SET TASK »
Copy every line from the data below in which the string "Parts" can be found.

EXERCISE MATERIAL »
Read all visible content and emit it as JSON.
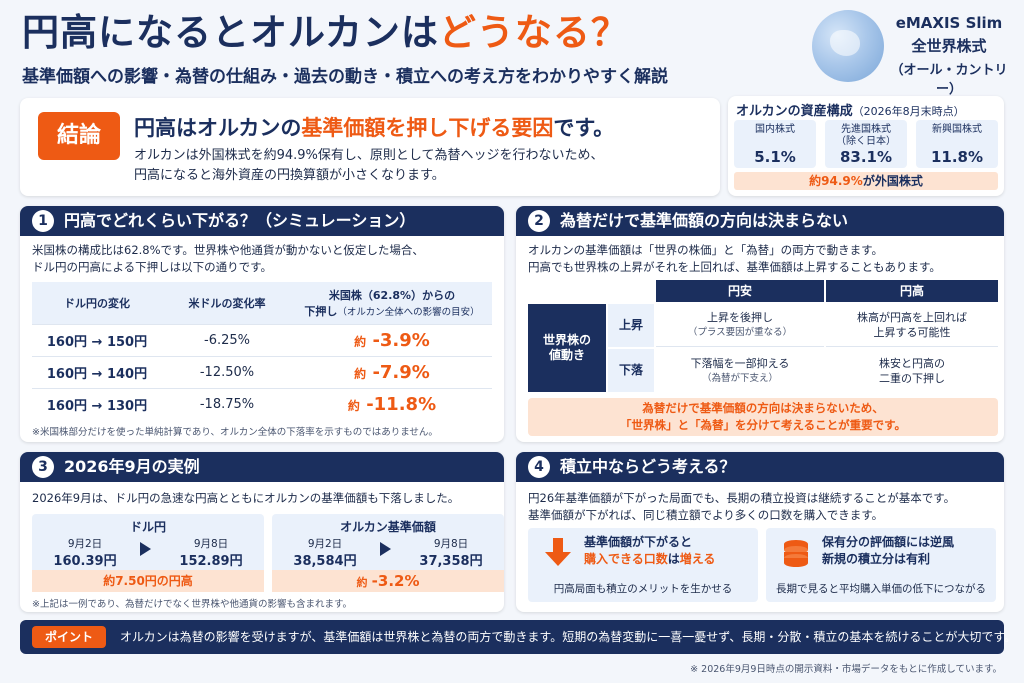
{
  "header": {
    "title_part1": "円高になるとオルカンは",
    "title_part2": "どうなる？",
    "subtitle": "基準価額への影響・為替の仕組み・過去の動き・積立への考え方をわかりやすく解説"
  },
  "brand": {
    "line1": "eMAXIS Slim",
    "line2": "全世界株式",
    "line3": "（オール・カントリー）"
  },
  "conclusion": {
    "tag": "結論",
    "head_part1": "円高はオルカンの",
    "head_part2": "基準価額を押し下げる要因",
    "head_part3": "です。",
    "body_line1": "オルカンは外国株式を約94.9%保有し、原則として為替ヘッジを行わないため、",
    "body_line2": "円高になると海外資産の円換算額が小さくなります。"
  },
  "assets": {
    "title": "オルカンの資産構成",
    "title_note": "（2026年8月末時点）",
    "items": [
      {
        "name_line1": "国内株式",
        "name_line2": "",
        "value": "5.1%"
      },
      {
        "name_line1": "先進国株式",
        "name_line2": "（除く日本）",
        "value": "83.1%"
      },
      {
        "name_line1": "新興国株式",
        "name_line2": "",
        "value": "11.8%"
      }
    ],
    "foot_part1": "約94.9%",
    "foot_part2": "が外国株式"
  },
  "section1": {
    "num": "1",
    "title": "円高でどれくらい下がる？（シミュレーション）",
    "text_line1": "米国株の構成比は62.8%です。世界株や他通貨が動かないと仮定した場合、",
    "text_line2": "ドル円の円高による下押しは以下の通りです。",
    "headers": {
      "col1": "ドル円の変化",
      "col2": "米ドルの変化率",
      "col3_line1": "米国株（62.8%）からの",
      "col3_line2": "下押し",
      "col3_note": "（オルカン全体への影響の目安）"
    },
    "rows": [
      {
        "change": "160円 → 150円",
        "rate": "-6.25%",
        "prefix": "約",
        "impact": "-3.9%"
      },
      {
        "change": "160円 → 140円",
        "rate": "-12.50%",
        "prefix": "約",
        "impact": "-7.9%"
      },
      {
        "change": "160円 → 130円",
        "rate": "-18.75%",
        "prefix": "約",
        "impact": "-11.8%"
      }
    ],
    "note": "※米国株部分だけを使った単純計算であり、オルカン全体の下落率を示すものではありません。"
  },
  "section2": {
    "num": "2",
    "title": "為替だけで基準価額の方向は決まらない",
    "text_line1": "オルカンの基準価額は「世界の株価」と「為替」の両方で動きます。",
    "text_line2": "円高でも世界株の上昇がそれを上回れば、基準価額は上昇することもあります。",
    "col_weak": "円安",
    "col_strong": "円高",
    "row_label_line1": "世界株の",
    "row_label_line2": "値動き",
    "row_up": "上昇",
    "row_down": "下落",
    "up_weak_line1": "上昇を後押し",
    "up_weak_line2": "（プラス要因が重なる）",
    "up_strong_line1": "株高が円高を上回れば",
    "up_strong_line2": "上昇する可能性",
    "down_weak_line1": "下落幅を一部抑える",
    "down_weak_line2": "（為替が下支え）",
    "down_strong_line1": "株安と円高の",
    "down_strong_line2": "二重の下押し",
    "callout_line1": "為替だけで基準価額の方向は決まらないため、",
    "callout_line2": "「世界株」と「為替」を分けて考えることが重要です。"
  },
  "section3": {
    "num": "3",
    "title": "2026年9月の実例",
    "text": "2026年9月は、ドル円の急速な円高とともにオルカンの基準価額も下落しました。",
    "usd": {
      "title": "ドル円",
      "date1": "9月2日",
      "value1": "160.39円",
      "date2": "9月8日",
      "value2": "152.89円",
      "foot": "約7.50円の円高"
    },
    "nav": {
      "title": "オルカン基準価額",
      "date1": "9月2日",
      "value1": "38,584円",
      "date2": "9月8日",
      "value2": "37,358円",
      "foot_prefix": "約",
      "foot": "-3.2%"
    },
    "note": "※上記は一例であり、為替だけでなく世界株や他通貨の影響も含まれます。"
  },
  "section4": {
    "num": "4",
    "title": "積立中ならどう考える？",
    "text_line1": "円26年基準価額が下がった局面でも、長期の積立投資は継続することが基本です。",
    "text_line2": "基準価額が下がれば、同じ積立額でより多くの口数を購入できます。",
    "box1_line1": "基準価額が下がると",
    "box1_line2a": "購入できる口数",
    "box1_line2b": "は",
    "box1_line2c": "増える",
    "box1_foot": "円高局面も積立のメリットを生かせる",
    "box2_line1": "保有分の評価額には逆風",
    "box2_line2": "新規の積立分は有利",
    "box2_foot": "長期で見ると平均購入単価の低下につながる"
  },
  "point": {
    "tag": "ポイント",
    "text": "オルカンは為替の影響を受けますが、基準価額は世界株と為替の両方で動きます。短期の為替変動に一喜一憂せず、長期・分散・積立の基本を続けることが大切です。"
  },
  "footnote": "※ 2026年9月9日時点の開示資料・市場データをもとに作成しています。"
}
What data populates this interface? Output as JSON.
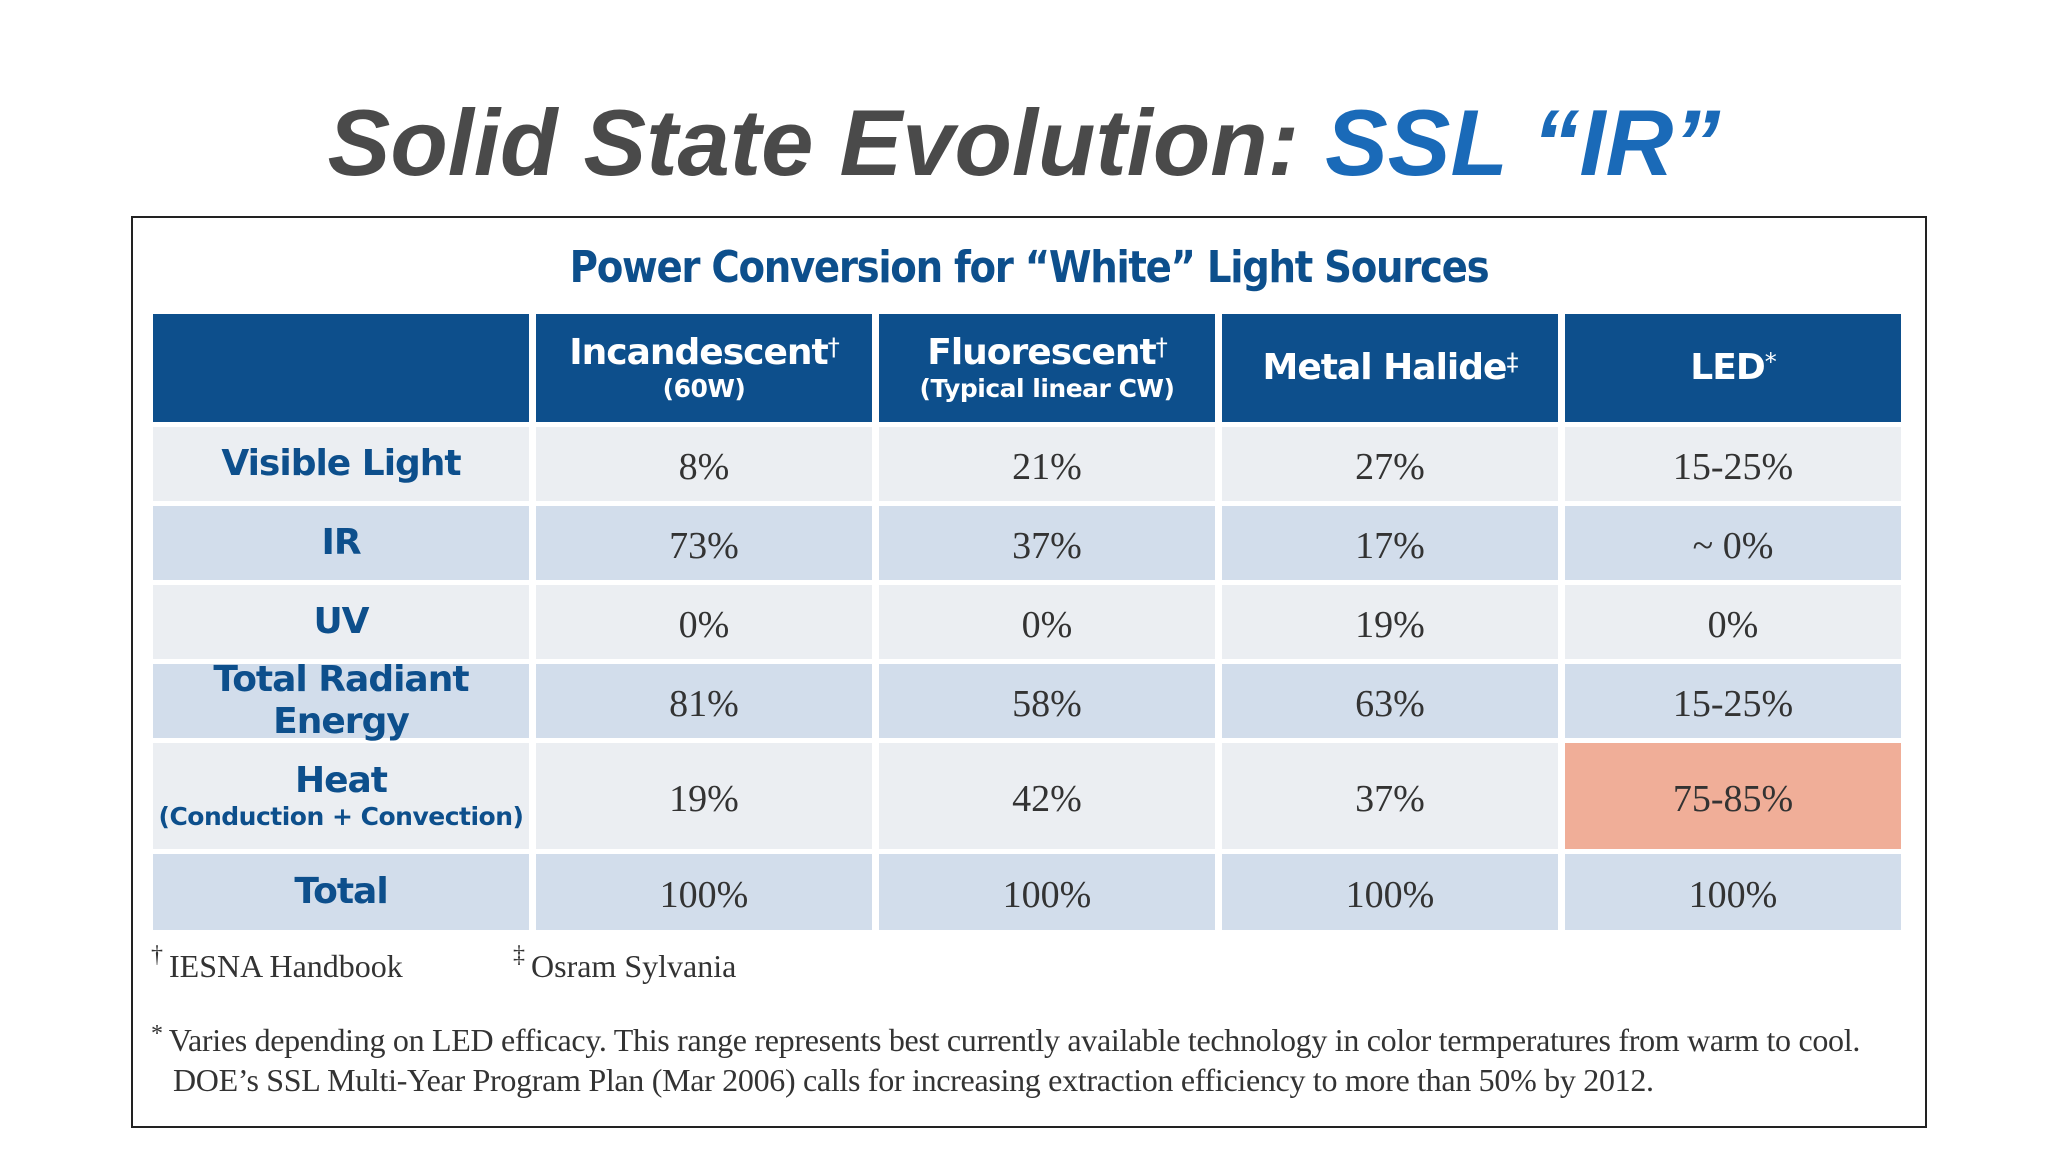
{
  "slide": {
    "title_main": "Solid State Evolution",
    "title_colon": ": ",
    "title_accent": "SSL “IR”"
  },
  "table": {
    "title": "Power Conversion for “White” Light Sources",
    "columns": [
      {
        "label": "Incandescent",
        "mark": "†",
        "sublabel": "(60W)"
      },
      {
        "label": "Fluorescent",
        "mark": "†",
        "sublabel": "(Typical linear CW)"
      },
      {
        "label": "Metal Halide",
        "mark": "‡",
        "sublabel": ""
      },
      {
        "label": "LED",
        "mark": "*",
        "sublabel": ""
      }
    ],
    "rows": [
      {
        "label": "Visible Light",
        "sublabel": "",
        "values": [
          "8%",
          "21%",
          "27%",
          "15-25%"
        ]
      },
      {
        "label": "IR",
        "sublabel": "",
        "values": [
          "73%",
          "37%",
          "17%",
          "~ 0%"
        ]
      },
      {
        "label": "UV",
        "sublabel": "",
        "values": [
          "0%",
          "0%",
          "19%",
          "0%"
        ]
      },
      {
        "label": "Total Radiant Energy",
        "sublabel": "",
        "values": [
          "81%",
          "58%",
          "63%",
          "15-25%"
        ]
      },
      {
        "label": "Heat",
        "sublabel": "(Conduction + Convection)",
        "values": [
          "19%",
          "42%",
          "37%",
          "75-85%"
        ]
      },
      {
        "label": "Total",
        "sublabel": "",
        "values": [
          "100%",
          "100%",
          "100%",
          "100%"
        ]
      }
    ],
    "highlight_color": "#f0ae98"
  },
  "footnotes": {
    "dagger_mark": "†",
    "dagger_text": "IESNA Handbook",
    "ddagger_mark": "‡",
    "ddagger_text": "Osram Sylvania",
    "asterisk_mark": "*",
    "asterisk_text": "Varies depending on LED efficacy. This range represents best currently available technology in color termperatures from warm to cool. DOE’s SSL Multi-Year Program Plan (Mar 2006) calls for increasing extraction efficiency to more than 50% by 2012."
  },
  "colors": {
    "header_blue": "#0d4f8c",
    "title_gray": "#4a4a4a",
    "title_accent_blue": "#1a6ab8",
    "row_light": "#ebeef2",
    "row_dark": "#d2ddeb"
  }
}
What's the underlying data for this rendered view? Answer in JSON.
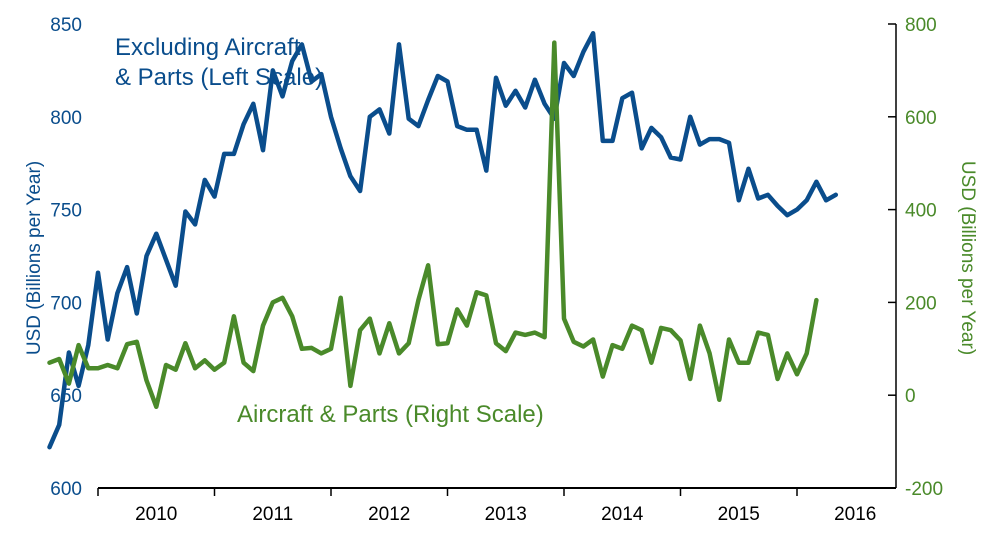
{
  "chart_data": {
    "type": "line",
    "title": "",
    "x_categories": [
      "2010",
      "2011",
      "2012",
      "2013",
      "2014",
      "2015",
      "2016"
    ],
    "left_axis": {
      "label": "USD (Billions per Year)",
      "ylim": [
        600,
        850
      ],
      "ticks": [
        "600",
        "650",
        "700",
        "750",
        "800",
        "850"
      ],
      "color": "#0a4d8c"
    },
    "right_axis": {
      "label": "USD (Billions per Year)",
      "ylim": [
        -200,
        800
      ],
      "ticks": [
        "-200",
        "0",
        "200",
        "400",
        "600",
        "800"
      ],
      "color": "#4a8a2a"
    },
    "annotations": {
      "blue_line1": "Excluding Aircraft",
      "blue_line2": "& Parts (Left Scale)",
      "green": "Aircraft & Parts (Right Scale)"
    },
    "series": [
      {
        "name": "Excluding Aircraft & Parts (Left Scale)",
        "axis": "left",
        "color": "#0a4d8c",
        "start": "2009-08",
        "values": [
          622,
          634,
          673,
          655,
          677,
          716,
          680,
          705,
          719,
          694,
          725,
          737,
          723,
          709,
          749,
          742,
          766,
          757,
          780,
          780,
          796,
          807,
          782,
          825,
          811,
          830,
          839,
          819,
          823,
          800,
          783,
          768,
          760,
          800,
          804,
          791,
          839,
          799,
          795,
          809,
          822,
          819,
          795,
          793,
          793,
          771,
          821,
          806,
          814,
          805,
          820,
          807,
          799,
          829,
          822,
          835,
          845,
          787,
          787,
          810,
          813,
          783,
          794,
          789,
          778,
          777,
          800,
          785,
          788,
          788,
          786,
          755,
          772,
          756,
          758,
          752,
          747,
          750,
          755,
          765,
          755,
          758
        ]
      },
      {
        "name": "Aircraft & Parts (Right Scale)",
        "axis": "right",
        "color": "#4a8a2a",
        "start": "2009-08",
        "values": [
          70,
          78,
          25,
          108,
          58,
          58,
          65,
          58,
          110,
          115,
          32,
          -25,
          65,
          55,
          112,
          58,
          75,
          55,
          70,
          170,
          70,
          52,
          150,
          200,
          210,
          170,
          100,
          102,
          90,
          100,
          210,
          20,
          140,
          165,
          90,
          155,
          90,
          112,
          205,
          280,
          110,
          112,
          185,
          150,
          222,
          215,
          112,
          95,
          135,
          130,
          135,
          125,
          760,
          165,
          115,
          105,
          120,
          40,
          108,
          100,
          150,
          140,
          70,
          145,
          140,
          118,
          35,
          150,
          90,
          -10,
          120,
          70,
          70,
          135,
          130,
          35,
          90,
          45,
          90,
          205
        ]
      }
    ]
  }
}
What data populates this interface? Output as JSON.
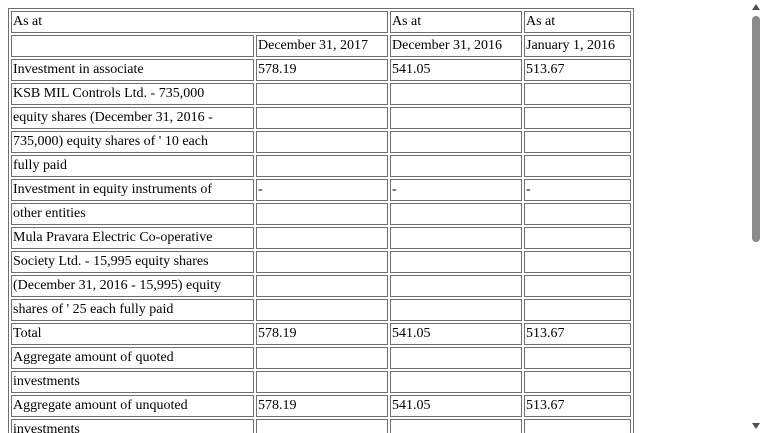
{
  "table": {
    "header": [
      "As at",
      "As at",
      "As at"
    ],
    "subheader": [
      "",
      "December 31, 2017",
      "December 31, 2016",
      "January 1, 2016"
    ],
    "rows": [
      [
        "Investment in associate",
        "578.19",
        "541.05",
        "513.67"
      ],
      [
        "KSB MIL Controls Ltd. - 735,000",
        "",
        "",
        ""
      ],
      [
        "equity shares (December 31, 2016 -",
        "",
        "",
        ""
      ],
      [
        "735,000) equity shares of ' 10 each",
        "",
        "",
        ""
      ],
      [
        "fully paid",
        "",
        "",
        ""
      ],
      [
        "Investment in equity instruments of",
        "-",
        "-",
        "-"
      ],
      [
        "other entities",
        "",
        "",
        ""
      ],
      [
        "Mula Pravara Electric Co-operative",
        "",
        "",
        ""
      ],
      [
        "Society Ltd. - 15,995 equity shares",
        "",
        "",
        ""
      ],
      [
        "(December 31, 2016 - 15,995) equity",
        "",
        "",
        ""
      ],
      [
        "shares of ' 25 each fully paid",
        "",
        "",
        ""
      ],
      [
        "Total",
        "578.19",
        "541.05",
        "513.67"
      ],
      [
        "Aggregate amount of quoted",
        "",
        "",
        ""
      ],
      [
        "investments",
        "",
        "",
        ""
      ],
      [
        "Aggregate amount of unquoted",
        "578.19",
        "541.05",
        "513.67"
      ],
      [
        "investments",
        "",
        "",
        ""
      ]
    ]
  },
  "colors": {
    "border": "#6f6f6f",
    "scroll_thumb": "#8a8a8a"
  }
}
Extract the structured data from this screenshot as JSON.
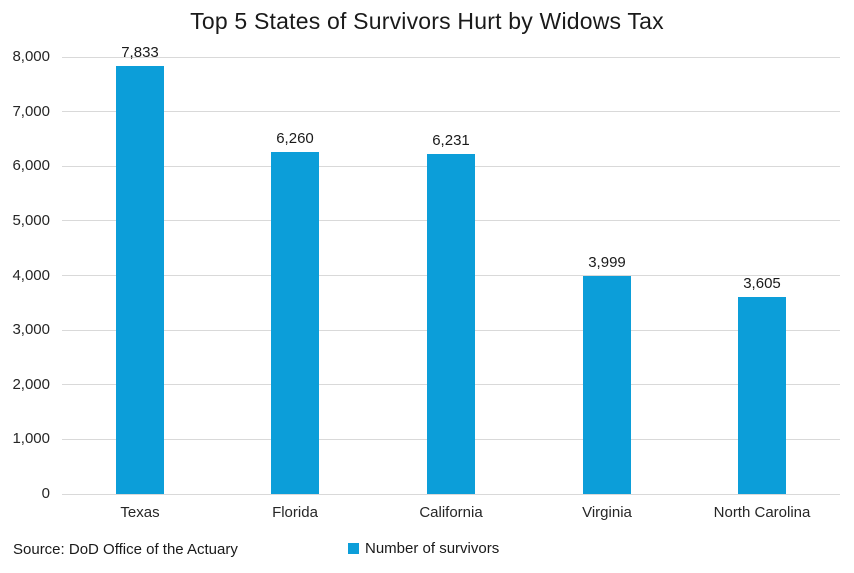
{
  "title": "Top 5 States of Survivors Hurt by Widows Tax",
  "source_note": "Source: DoD Office of the Actuary",
  "legend": {
    "label": "Number of survivors",
    "marker_color": "#0c9ed9"
  },
  "colors": {
    "bar": "#0c9ed9",
    "gridline": "#d9d9d9",
    "text": "#262626",
    "background": "#ffffff"
  },
  "chart_data": {
    "type": "bar",
    "title": "Top 5 States of Survivors Hurt by Widows Tax",
    "categories": [
      "Texas",
      "Florida",
      "California",
      "Virginia",
      "North Carolina"
    ],
    "values": [
      7833,
      6260,
      6231,
      3999,
      3605
    ],
    "value_labels": [
      "7,833",
      "6,260",
      "6,231",
      "3,999",
      "3,605"
    ],
    "series_name": "Number of survivors",
    "xlabel": "",
    "ylabel": "",
    "ylim": [
      0,
      8000
    ],
    "ytick_step": 1000,
    "ytick_labels": [
      "0",
      "1,000",
      "2,000",
      "3,000",
      "4,000",
      "5,000",
      "6,000",
      "7,000",
      "8,000"
    ],
    "grid": "horizontal",
    "legend_position": "bottom-center"
  }
}
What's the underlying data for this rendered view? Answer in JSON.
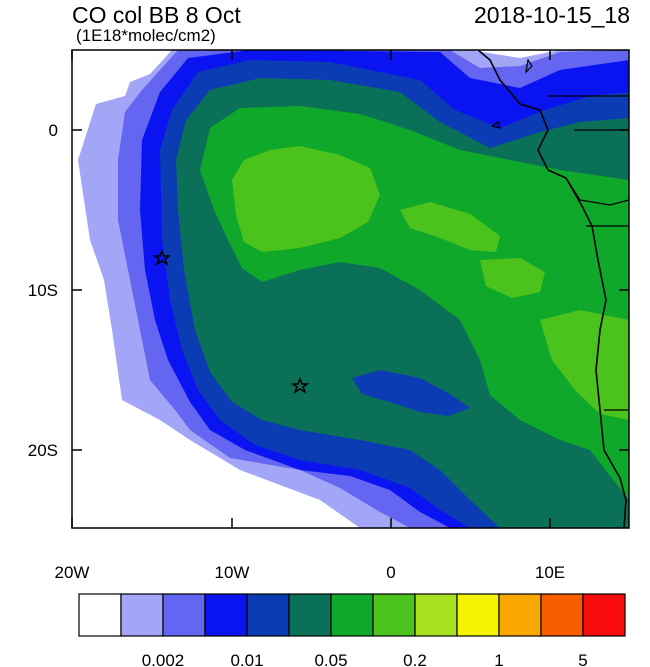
{
  "header": {
    "title": "CO col BB 8 Oct",
    "units": "(1E18*molec/cm2)",
    "timestamp": "2018-10-15_18"
  },
  "map": {
    "lon_range": [
      -20,
      15
    ],
    "lat_range": [
      -25,
      5
    ],
    "x_tick_labels": [
      "20W",
      "10W",
      "0",
      "10E"
    ],
    "y_tick_labels": [
      "0",
      "10S",
      "20S"
    ],
    "markers": [
      {
        "label": "star",
        "lon": -14.3,
        "lat": -8.0
      },
      {
        "label": "star",
        "lon": -5.7,
        "lat": -16.0
      }
    ]
  },
  "colorbar": {
    "colors": [
      "#ffffff",
      "#a3a6f7",
      "#6466f2",
      "#0a14f0",
      "#0c3cb4",
      "#0a7058",
      "#10a82a",
      "#4cc21c",
      "#a8e020",
      "#f4f400",
      "#f8a800",
      "#f85e00",
      "#f80c0c"
    ],
    "labels": [
      "0.002",
      "0.01",
      "0.05",
      "0.2",
      "1",
      "5"
    ]
  }
}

TASK RESPONSE »
      "blue_line2": "& Parts (Left Scale)",
      "green": "Aircraft & Parts (Right Scale)"
        "name": "Excluding Aircraft & Parts (Left Scale)",
        "name": "Aircraft & Parts (Right Scale)",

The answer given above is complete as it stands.